**EXERCISE DESCRIPTION**
Repeat each line word for word.

Dataset entries:
_ _ _ _
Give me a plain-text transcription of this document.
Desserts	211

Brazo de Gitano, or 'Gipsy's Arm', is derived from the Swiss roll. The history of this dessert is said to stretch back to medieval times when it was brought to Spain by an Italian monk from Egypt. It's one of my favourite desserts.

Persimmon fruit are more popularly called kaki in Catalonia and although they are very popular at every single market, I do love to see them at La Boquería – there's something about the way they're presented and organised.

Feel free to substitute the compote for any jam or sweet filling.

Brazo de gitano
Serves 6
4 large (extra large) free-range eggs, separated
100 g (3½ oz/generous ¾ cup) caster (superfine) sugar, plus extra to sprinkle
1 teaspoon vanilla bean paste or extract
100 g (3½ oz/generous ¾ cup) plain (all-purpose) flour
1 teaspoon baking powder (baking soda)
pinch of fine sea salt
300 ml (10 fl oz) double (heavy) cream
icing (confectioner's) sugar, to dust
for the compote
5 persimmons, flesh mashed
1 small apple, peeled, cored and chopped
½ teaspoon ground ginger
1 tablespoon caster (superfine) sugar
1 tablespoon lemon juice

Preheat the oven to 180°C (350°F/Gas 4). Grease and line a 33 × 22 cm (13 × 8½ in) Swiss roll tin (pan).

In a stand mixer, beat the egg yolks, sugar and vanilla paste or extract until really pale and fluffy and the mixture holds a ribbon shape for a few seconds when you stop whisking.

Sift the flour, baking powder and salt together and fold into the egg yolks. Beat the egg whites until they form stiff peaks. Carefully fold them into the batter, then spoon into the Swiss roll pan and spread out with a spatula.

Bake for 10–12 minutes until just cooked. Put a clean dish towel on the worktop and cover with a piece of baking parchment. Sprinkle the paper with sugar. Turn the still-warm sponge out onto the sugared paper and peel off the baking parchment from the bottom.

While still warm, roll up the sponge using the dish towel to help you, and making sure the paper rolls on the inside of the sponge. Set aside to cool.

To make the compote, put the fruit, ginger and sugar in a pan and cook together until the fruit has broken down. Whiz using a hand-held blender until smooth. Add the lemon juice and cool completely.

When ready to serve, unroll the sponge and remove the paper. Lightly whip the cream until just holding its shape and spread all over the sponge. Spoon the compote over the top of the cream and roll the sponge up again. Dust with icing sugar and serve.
_ _ _ _
**REPLY**
Give me a plain-text transcription of this document.
Desserts	211

Brazo de Gitano, or 'Gipsy's Arm', is derived from the Swiss roll. The history of this dessert is said to stretch back to medieval times when it was brought to Spain by an Italian monk from Egypt. It's one of my favourite desserts.

Persimmon fruit are more popularly called kaki in Catalonia and although they are very popular at every single market, I do love to see them at La Boquería – there's something about the way they're presented and organised.

Feel free to substitute the compote for any jam or sweet filling.

Brazo de gitano
Serves 6
4 large (extra large) free-range eggs, separated
100 g (3½ oz/generous ¾ cup) caster (superfine) sugar, plus extra to sprinkle
1 teaspoon vanilla bean paste or extract
100 g (3½ oz/generous ¾ cup) plain (all-purpose) flour
1 teaspoon baking powder (baking soda)
pinch of fine sea salt
300 ml (10 fl oz) double (heavy) cream
icing (confectioner's) sugar, to dust
for the compote
5 persimmons, flesh mashed
1 small apple, peeled, cored and chopped
½ teaspoon ground ginger
1 tablespoon caster (superfine) sugar
1 tablespoon lemon juice

Preheat the oven to 180°C (350°F/Gas 4). Grease and line a 33 × 22 cm (13 × 8½ in) Swiss roll tin (pan).

In a stand mixer, beat the egg yolks, sugar and vanilla paste or extract until really pale and fluffy and the mixture holds a ribbon shape for a few seconds when you stop whisking.

Sift the flour, baking powder and salt together and fold into the egg yolks. Beat the egg whites until they form stiff peaks. Carefully fold them into the batter, then spoon into the Swiss roll pan and spread out with a spatula.

Bake for 10–12 minutes until just cooked. Put a clean dish towel on the worktop and cover with a piece of baking parchment. Sprinkle the paper with sugar. Turn the still-warm sponge out onto the sugared paper and peel off the baking parchment from the bottom.

While still warm, roll up the sponge using the dish towel to help you, and making sure the paper rolls on the inside of the sponge. Set aside to cool.

To make the compote, put the fruit, ginger and sugar in a pan and cook together until the fruit has broken down. Whiz using a hand-held blender until smooth. Add the lemon juice and cool completely.

When ready to serve, unroll the sponge and remove the paper. Lightly whip the cream until just holding its shape and spread all over the sponge. Spoon the compote over the top of the cream and roll the sponge up again. Dust with icing sugar and serve.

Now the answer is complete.